The exercise ->
Below are some records. Count the lines with "культурного" in them and give nothing but the total.

Data shown ->
*****
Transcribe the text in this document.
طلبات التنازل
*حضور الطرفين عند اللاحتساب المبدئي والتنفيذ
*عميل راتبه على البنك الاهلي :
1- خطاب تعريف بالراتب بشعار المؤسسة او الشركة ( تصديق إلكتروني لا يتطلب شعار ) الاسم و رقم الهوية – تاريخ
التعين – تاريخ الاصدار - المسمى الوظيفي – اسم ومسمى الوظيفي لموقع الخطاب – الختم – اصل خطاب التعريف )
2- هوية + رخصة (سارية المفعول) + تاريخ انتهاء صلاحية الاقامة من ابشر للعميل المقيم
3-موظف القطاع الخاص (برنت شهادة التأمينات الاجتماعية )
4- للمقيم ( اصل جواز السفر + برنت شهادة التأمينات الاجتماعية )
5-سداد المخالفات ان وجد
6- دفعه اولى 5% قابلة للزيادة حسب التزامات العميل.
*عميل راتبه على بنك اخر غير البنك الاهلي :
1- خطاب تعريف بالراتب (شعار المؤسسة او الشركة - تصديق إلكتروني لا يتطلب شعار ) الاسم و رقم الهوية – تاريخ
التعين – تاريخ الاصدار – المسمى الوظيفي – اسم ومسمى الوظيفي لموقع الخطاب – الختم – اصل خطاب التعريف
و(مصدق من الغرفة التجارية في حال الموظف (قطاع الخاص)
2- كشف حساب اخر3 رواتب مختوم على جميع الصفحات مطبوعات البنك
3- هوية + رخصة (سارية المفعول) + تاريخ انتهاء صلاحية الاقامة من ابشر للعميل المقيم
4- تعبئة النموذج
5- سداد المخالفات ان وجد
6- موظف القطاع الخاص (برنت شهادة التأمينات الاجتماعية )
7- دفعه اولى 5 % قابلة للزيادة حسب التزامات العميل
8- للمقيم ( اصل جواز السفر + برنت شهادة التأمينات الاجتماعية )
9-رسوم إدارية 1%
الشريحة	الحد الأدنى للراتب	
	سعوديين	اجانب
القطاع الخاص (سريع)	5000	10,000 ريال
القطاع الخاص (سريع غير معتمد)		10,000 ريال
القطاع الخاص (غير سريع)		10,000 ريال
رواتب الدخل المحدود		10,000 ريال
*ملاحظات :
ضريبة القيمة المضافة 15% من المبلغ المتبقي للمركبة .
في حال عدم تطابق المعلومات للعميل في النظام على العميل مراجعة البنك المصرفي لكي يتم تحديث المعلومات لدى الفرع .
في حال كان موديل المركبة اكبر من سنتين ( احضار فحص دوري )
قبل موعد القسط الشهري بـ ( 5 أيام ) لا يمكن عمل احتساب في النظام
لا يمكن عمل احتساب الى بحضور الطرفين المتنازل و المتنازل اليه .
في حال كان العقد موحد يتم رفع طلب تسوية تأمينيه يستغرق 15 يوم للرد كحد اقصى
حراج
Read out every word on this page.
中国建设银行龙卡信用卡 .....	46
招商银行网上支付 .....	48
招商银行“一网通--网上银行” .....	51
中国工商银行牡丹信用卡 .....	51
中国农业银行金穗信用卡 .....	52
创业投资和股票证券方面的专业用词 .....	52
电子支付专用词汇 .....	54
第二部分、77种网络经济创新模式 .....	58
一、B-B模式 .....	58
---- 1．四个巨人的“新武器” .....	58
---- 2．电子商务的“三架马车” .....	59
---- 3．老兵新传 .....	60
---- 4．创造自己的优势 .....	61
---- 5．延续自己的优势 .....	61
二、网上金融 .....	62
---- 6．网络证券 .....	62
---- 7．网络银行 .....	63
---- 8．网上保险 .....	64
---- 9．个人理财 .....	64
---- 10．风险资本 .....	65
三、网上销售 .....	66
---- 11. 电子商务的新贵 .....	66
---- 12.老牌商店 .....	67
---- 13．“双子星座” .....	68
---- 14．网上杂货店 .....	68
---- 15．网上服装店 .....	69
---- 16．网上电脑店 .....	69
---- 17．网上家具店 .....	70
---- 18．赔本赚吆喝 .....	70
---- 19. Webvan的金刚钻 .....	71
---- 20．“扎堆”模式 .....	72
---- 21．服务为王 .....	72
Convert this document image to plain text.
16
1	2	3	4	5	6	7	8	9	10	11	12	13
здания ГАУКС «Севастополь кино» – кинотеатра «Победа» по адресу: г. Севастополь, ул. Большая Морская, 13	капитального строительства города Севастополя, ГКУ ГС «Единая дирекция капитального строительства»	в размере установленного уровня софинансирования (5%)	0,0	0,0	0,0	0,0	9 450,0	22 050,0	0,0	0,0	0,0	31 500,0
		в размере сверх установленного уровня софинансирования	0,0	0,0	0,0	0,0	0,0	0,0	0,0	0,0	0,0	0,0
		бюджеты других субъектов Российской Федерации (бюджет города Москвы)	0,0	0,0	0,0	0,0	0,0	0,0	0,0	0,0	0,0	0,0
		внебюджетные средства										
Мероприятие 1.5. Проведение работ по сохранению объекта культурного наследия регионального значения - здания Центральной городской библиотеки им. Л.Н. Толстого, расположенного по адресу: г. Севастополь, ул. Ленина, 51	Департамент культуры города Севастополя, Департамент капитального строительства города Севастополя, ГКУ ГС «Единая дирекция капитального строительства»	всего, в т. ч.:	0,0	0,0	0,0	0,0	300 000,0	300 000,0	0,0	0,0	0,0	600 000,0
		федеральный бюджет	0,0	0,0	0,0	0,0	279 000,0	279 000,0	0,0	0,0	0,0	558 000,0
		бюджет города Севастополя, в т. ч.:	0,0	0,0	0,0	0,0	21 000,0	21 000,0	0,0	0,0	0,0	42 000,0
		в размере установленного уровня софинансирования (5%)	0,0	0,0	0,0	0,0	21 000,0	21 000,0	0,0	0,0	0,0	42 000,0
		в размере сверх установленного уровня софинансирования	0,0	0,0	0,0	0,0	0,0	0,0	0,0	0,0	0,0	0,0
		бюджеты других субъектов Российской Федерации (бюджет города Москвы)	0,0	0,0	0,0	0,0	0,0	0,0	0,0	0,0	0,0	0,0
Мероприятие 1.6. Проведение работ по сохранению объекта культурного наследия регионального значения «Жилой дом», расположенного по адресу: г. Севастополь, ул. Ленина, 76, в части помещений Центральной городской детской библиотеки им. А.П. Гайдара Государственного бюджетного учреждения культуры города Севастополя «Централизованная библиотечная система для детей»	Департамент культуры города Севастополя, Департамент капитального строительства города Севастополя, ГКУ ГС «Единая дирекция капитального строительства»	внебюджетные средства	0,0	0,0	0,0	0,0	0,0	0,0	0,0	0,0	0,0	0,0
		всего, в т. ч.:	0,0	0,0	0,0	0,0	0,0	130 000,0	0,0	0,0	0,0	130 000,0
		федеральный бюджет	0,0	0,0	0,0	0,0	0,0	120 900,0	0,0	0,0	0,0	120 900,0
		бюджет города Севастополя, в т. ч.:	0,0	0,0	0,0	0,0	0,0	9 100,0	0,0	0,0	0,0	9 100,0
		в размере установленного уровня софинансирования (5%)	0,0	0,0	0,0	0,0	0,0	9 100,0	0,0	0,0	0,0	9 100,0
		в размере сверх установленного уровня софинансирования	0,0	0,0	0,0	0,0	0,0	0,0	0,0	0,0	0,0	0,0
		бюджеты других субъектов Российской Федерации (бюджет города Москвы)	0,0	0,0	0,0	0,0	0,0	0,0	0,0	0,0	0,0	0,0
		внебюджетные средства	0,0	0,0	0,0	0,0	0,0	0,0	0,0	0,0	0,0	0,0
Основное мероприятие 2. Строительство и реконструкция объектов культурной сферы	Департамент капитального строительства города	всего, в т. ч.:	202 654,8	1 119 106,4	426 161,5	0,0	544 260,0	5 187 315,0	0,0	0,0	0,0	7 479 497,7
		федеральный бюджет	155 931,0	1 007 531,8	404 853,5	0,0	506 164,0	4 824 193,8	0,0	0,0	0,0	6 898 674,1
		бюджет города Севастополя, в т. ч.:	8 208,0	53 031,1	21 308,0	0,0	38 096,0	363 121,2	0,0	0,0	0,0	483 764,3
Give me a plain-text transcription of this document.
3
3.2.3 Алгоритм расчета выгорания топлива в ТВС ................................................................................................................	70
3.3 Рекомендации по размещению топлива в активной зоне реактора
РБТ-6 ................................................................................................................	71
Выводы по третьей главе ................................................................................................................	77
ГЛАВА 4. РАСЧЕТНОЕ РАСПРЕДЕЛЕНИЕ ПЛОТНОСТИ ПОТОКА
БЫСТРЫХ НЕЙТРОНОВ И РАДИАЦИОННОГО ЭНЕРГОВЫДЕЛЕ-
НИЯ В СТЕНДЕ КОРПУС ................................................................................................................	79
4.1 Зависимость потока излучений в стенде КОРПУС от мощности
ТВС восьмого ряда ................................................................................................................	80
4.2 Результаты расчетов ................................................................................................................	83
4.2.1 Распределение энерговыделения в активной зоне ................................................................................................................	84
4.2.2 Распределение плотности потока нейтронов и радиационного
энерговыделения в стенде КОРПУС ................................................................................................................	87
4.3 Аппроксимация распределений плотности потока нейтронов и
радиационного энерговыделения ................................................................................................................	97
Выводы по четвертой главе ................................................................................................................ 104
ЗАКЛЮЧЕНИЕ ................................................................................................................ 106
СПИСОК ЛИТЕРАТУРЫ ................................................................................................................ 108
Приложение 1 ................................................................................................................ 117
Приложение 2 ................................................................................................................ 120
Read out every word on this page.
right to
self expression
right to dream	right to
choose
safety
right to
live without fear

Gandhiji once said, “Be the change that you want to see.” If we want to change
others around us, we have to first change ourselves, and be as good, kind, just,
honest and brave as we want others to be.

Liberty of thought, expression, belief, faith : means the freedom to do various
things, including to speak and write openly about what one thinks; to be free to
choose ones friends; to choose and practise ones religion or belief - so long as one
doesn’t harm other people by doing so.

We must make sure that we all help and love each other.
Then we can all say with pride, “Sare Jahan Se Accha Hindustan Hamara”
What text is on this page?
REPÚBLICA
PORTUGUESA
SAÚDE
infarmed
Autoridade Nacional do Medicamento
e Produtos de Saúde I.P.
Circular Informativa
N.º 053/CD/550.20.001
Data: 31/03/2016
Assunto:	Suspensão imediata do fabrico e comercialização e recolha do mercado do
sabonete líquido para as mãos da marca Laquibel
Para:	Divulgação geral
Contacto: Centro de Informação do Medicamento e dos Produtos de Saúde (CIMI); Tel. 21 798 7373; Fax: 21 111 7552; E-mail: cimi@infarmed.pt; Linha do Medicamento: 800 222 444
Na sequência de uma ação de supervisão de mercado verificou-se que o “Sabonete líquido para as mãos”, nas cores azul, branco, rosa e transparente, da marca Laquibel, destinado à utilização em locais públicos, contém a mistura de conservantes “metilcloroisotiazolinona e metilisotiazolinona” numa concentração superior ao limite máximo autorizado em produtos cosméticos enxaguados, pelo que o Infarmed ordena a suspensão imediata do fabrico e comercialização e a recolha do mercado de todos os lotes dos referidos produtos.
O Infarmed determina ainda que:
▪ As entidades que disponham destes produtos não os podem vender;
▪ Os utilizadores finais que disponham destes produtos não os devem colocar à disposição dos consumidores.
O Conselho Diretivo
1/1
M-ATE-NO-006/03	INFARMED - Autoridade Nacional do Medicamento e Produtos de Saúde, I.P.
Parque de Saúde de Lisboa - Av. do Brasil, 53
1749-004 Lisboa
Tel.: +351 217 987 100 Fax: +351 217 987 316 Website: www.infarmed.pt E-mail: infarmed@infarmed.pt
*****
Exercise output ->
2